### Exercise goal
Copy the data that follows exactly. Include no pictures.

### Records shown
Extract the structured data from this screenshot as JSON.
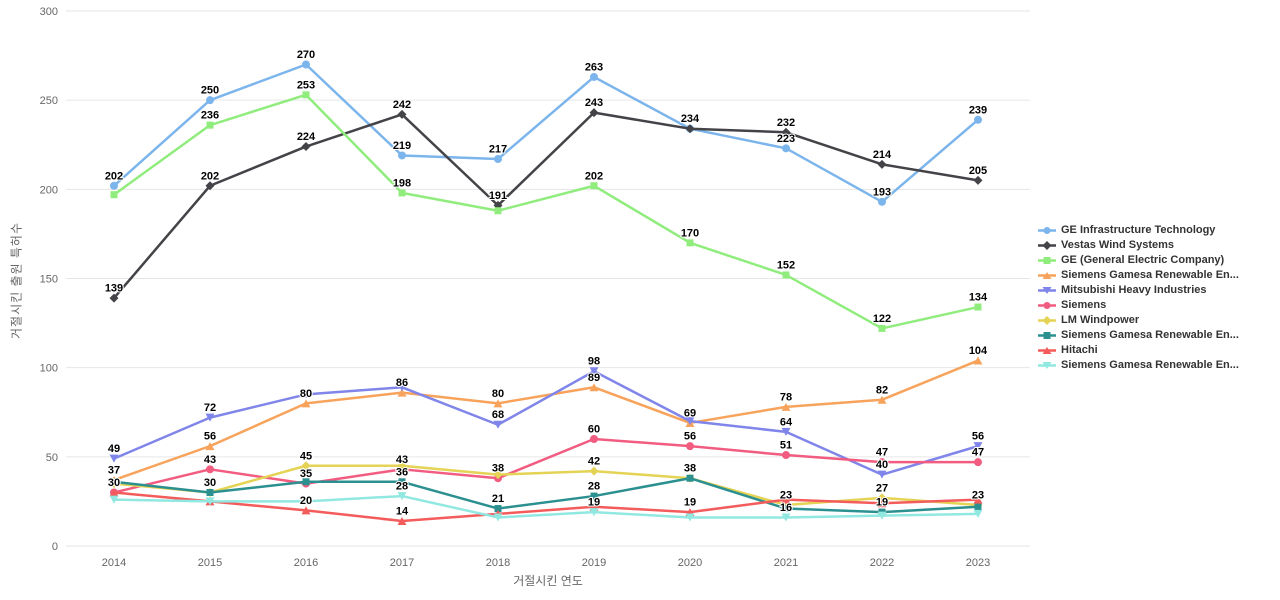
{
  "chart_data": {
    "type": "line",
    "title": "",
    "xlabel": "거절시킨 연도",
    "ylabel": "거절시킨 출원 특허수",
    "x": [
      2014,
      2015,
      2016,
      2017,
      2018,
      2019,
      2020,
      2021,
      2022,
      2023
    ],
    "ylim": [
      0,
      300
    ],
    "yticks": [
      0,
      50,
      100,
      150,
      200,
      250,
      300
    ],
    "grid": "horizontal",
    "legend_position": "right",
    "data_labels": "bold values above each point; overlapping labels hidden",
    "series": [
      {
        "name": "GE Infrastructure Technology",
        "color": "#7cb5ec",
        "marker": "circle",
        "values": [
          202,
          250,
          270,
          219,
          217,
          263,
          234,
          223,
          193,
          239
        ]
      },
      {
        "name": "Vestas Wind Systems",
        "color": "#434348",
        "marker": "diamond",
        "values": [
          139,
          202,
          224,
          242,
          191,
          243,
          234,
          232,
          214,
          205
        ]
      },
      {
        "name": "GE (General Electric Company)",
        "color": "#90ed7d",
        "marker": "square",
        "values": [
          197,
          236,
          253,
          198,
          188,
          202,
          170,
          152,
          122,
          134
        ]
      },
      {
        "name": "Siemens Gamesa Renewable En...",
        "color": "#f7a35c",
        "marker": "triangle",
        "values": [
          37,
          56,
          80,
          86,
          80,
          89,
          69,
          78,
          82,
          104
        ]
      },
      {
        "name": "Mitsubishi Heavy Industries",
        "color": "#8085e9",
        "marker": "triangle-down",
        "values": [
          49,
          72,
          85,
          89,
          68,
          98,
          70,
          64,
          40,
          56
        ]
      },
      {
        "name": "Siemens",
        "color": "#f15c80",
        "marker": "circle",
        "values": [
          30,
          43,
          35,
          43,
          38,
          60,
          56,
          51,
          47,
          47
        ]
      },
      {
        "name": "LM Windpower",
        "color": "#e4d354",
        "marker": "diamond",
        "values": [
          35,
          30,
          45,
          45,
          40,
          42,
          38,
          23,
          27,
          23
        ]
      },
      {
        "name": "Siemens Gamesa Renewable En...",
        "color": "#2b908f",
        "marker": "square",
        "values": [
          36,
          30,
          36,
          36,
          21,
          28,
          38,
          21,
          19,
          22
        ]
      },
      {
        "name": "Hitachi",
        "color": "#f45b5b",
        "marker": "triangle",
        "values": [
          30,
          25,
          20,
          14,
          18,
          22,
          19,
          26,
          24,
          26
        ]
      },
      {
        "name": "Siemens Gamesa Renewable En...",
        "color": "#91e8e1",
        "marker": "triangle-down",
        "values": [
          26,
          25,
          25,
          28,
          16,
          19,
          16,
          16,
          17,
          18
        ]
      }
    ]
  }
}
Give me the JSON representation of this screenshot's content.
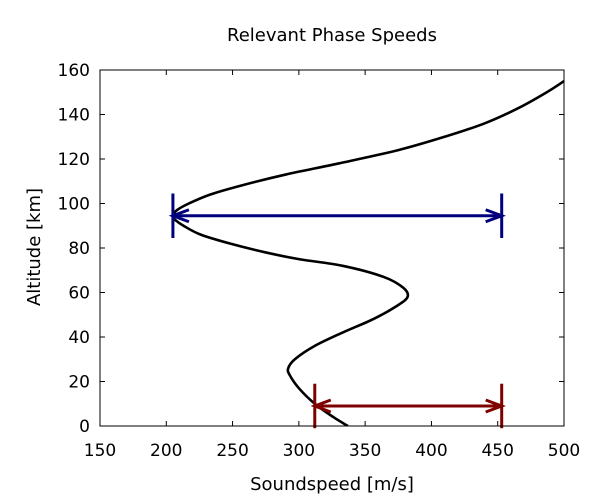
{
  "chart_data": {
    "type": "line",
    "title": "Relevant Phase Speeds",
    "xlabel": "Soundspeed [m/s]",
    "ylabel": "Altitude [km]",
    "xlim": [
      150,
      500
    ],
    "ylim": [
      0,
      160
    ],
    "x_ticks": [
      150,
      200,
      250,
      300,
      350,
      400,
      450,
      500
    ],
    "y_ticks": [
      0,
      20,
      40,
      60,
      80,
      100,
      120,
      140,
      160
    ],
    "grid": false,
    "legend": "none",
    "series": [
      {
        "color": "#000000",
        "points": [
          [
            337,
            0
          ],
          [
            326,
            4
          ],
          [
            312,
            10
          ],
          [
            300,
            17
          ],
          [
            293,
            23
          ],
          [
            292,
            26
          ],
          [
            297,
            30
          ],
          [
            312,
            36
          ],
          [
            333,
            42
          ],
          [
            356,
            48
          ],
          [
            374,
            54
          ],
          [
            382,
            58
          ],
          [
            379,
            62
          ],
          [
            364,
            67
          ],
          [
            333,
            72
          ],
          [
            300,
            75
          ],
          [
            275,
            78
          ],
          [
            248,
            82
          ],
          [
            226,
            86
          ],
          [
            213,
            90
          ],
          [
            206,
            93
          ],
          [
            205,
            94.5
          ],
          [
            208,
            97
          ],
          [
            217,
            100
          ],
          [
            233,
            104
          ],
          [
            256,
            108
          ],
          [
            290,
            113
          ],
          [
            330,
            118
          ],
          [
            375,
            124
          ],
          [
            410,
            130
          ],
          [
            440,
            136
          ],
          [
            466,
            143
          ],
          [
            487,
            150
          ],
          [
            500,
            155
          ]
        ]
      }
    ],
    "annotations": [
      {
        "color": "#00007f",
        "x_start": 205,
        "x_end": 453,
        "y": 94.5,
        "bar_half_height": 10
      },
      {
        "color": "#7f0000",
        "x_start": 312,
        "x_end": 453,
        "y": 9,
        "bar_half_height": 10
      }
    ]
  }
}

### Task result
Extract the structured data from this screenshot as JSON.
{
  "chart_data": {
    "type": "line",
    "title": "",
    "xlabel": "거절시킨 연도",
    "ylabel": "거절시킨 출원 특허수",
    "x": [
      2014,
      2015,
      2016,
      2017,
      2018,
      2019,
      2020,
      2021,
      2022,
      2023
    ],
    "ylim": [
      0,
      300
    ],
    "yticks": [
      0,
      50,
      100,
      150,
      200,
      250,
      300
    ],
    "grid": "horizontal",
    "legend_position": "right",
    "data_labels": "bold values above each point; overlapping labels hidden",
    "series": [
      {
        "name": "GE Infrastructure Technology",
        "color": "#7cb5ec",
        "marker": "circle",
        "values": [
          202,
          250,
          270,
          219,
          217,
          263,
          234,
          223,
          193,
          239
        ]
      },
      {
        "name": "Vestas Wind Systems",
        "color": "#434348",
        "marker": "diamond",
        "values": [
          139,
          202,
          224,
          242,
          191,
          243,
          234,
          232,
          214,
          205
        ]
      },
      {
        "name": "GE (General Electric Company)",
        "color": "#90ed7d",
        "marker": "square",
        "values": [
          197,
          236,
          253,
          198,
          188,
          202,
          170,
          152,
          122,
          134
        ]
      },
      {
        "name": "Siemens Gamesa Renewable En...",
        "color": "#f7a35c",
        "marker": "triangle",
        "values": [
          37,
          56,
          80,
          86,
          80,
          89,
          69,
          78,
          82,
          104
        ]
      },
      {
        "name": "Mitsubishi Heavy Industries",
        "color": "#8085e9",
        "marker": "triangle-down",
        "values": [
          49,
          72,
          85,
          89,
          68,
          98,
          70,
          64,
          40,
          56
        ]
      },
      {
        "name": "Siemens",
        "color": "#f15c80",
        "marker": "circle",
        "values": [
          30,
          43,
          35,
          43,
          38,
          60,
          56,
          51,
          47,
          47
        ]
      },
      {
        "name": "LM Windpower",
        "color": "#e4d354",
        "marker": "diamond",
        "values": [
          35,
          30,
          45,
          45,
          40,
          42,
          38,
          23,
          27,
          23
        ]
      },
      {
        "name": "Siemens Gamesa Renewable En...",
        "color": "#2b908f",
        "marker": "square",
        "values": [
          36,
          30,
          36,
          36,
          21,
          28,
          38,
          21,
          19,
          22
        ]
      },
      {
        "name": "Hitachi",
        "color": "#f45b5b",
        "marker": "triangle",
        "values": [
          30,
          25,
          20,
          14,
          18,
          22,
          19,
          26,
          24,
          26
        ]
      },
      {
        "name": "Siemens Gamesa Renewable En...",
        "color": "#91e8e1",
        "marker": "triangle-down",
        "values": [
          26,
          25,
          25,
          28,
          16,
          19,
          16,
          16,
          17,
          18
        ]
      }
    ]
  }
}
Give me the JSON representation of this screenshot's content.
{
  "chart_data": {
    "type": "line",
    "title": "Relevant Phase Speeds",
    "xlabel": "Soundspeed [m/s]",
    "ylabel": "Altitude [km]",
    "xlim": [
      150,
      500
    ],
    "ylim": [
      0,
      160
    ],
    "x_ticks": [
      150,
      200,
      250,
      300,
      350,
      400,
      450,
      500
    ],
    "y_ticks": [
      0,
      20,
      40,
      60,
      80,
      100,
      120,
      140,
      160
    ],
    "grid": false,
    "legend": "none",
    "series": [
      {
        "color": "#000000",
        "points": [
          [
            337,
            0
          ],
          [
            326,
            4
          ],
          [
            312,
            10
          ],
          [
            300,
            17
          ],
          [
            293,
            23
          ],
          [
            292,
            26
          ],
          [
            297,
            30
          ],
          [
            312,
            36
          ],
          [
            333,
            42
          ],
          [
            356,
            48
          ],
          [
            374,
            54
          ],
          [
            382,
            58
          ],
          [
            379,
            62
          ],
          [
            364,
            67
          ],
          [
            333,
            72
          ],
          [
            300,
            75
          ],
          [
            275,
            78
          ],
          [
            248,
            82
          ],
          [
            226,
            86
          ],
          [
            213,
            90
          ],
          [
            206,
            93
          ],
          [
            205,
            94.5
          ],
          [
            208,
            97
          ],
          [
            217,
            100
          ],
          [
            233,
            104
          ],
          [
            256,
            108
          ],
          [
            290,
            113
          ],
          [
            330,
            118
          ],
          [
            375,
            124
          ],
          [
            410,
            130
          ],
          [
            440,
            136
          ],
          [
            466,
            143
          ],
          [
            487,
            150
          ],
          [
            500,
            155
          ]
        ]
      }
    ],
    "annotations": [
      {
        "color": "#00007f",
        "x_start": 205,
        "x_end": 453,
        "y": 94.5,
        "bar_half_height": 10
      },
      {
        "color": "#7f0000",
        "x_start": 312,
        "x_end": 453,
        "y": 9,
        "bar_half_height": 10
      }
    ]
  }
}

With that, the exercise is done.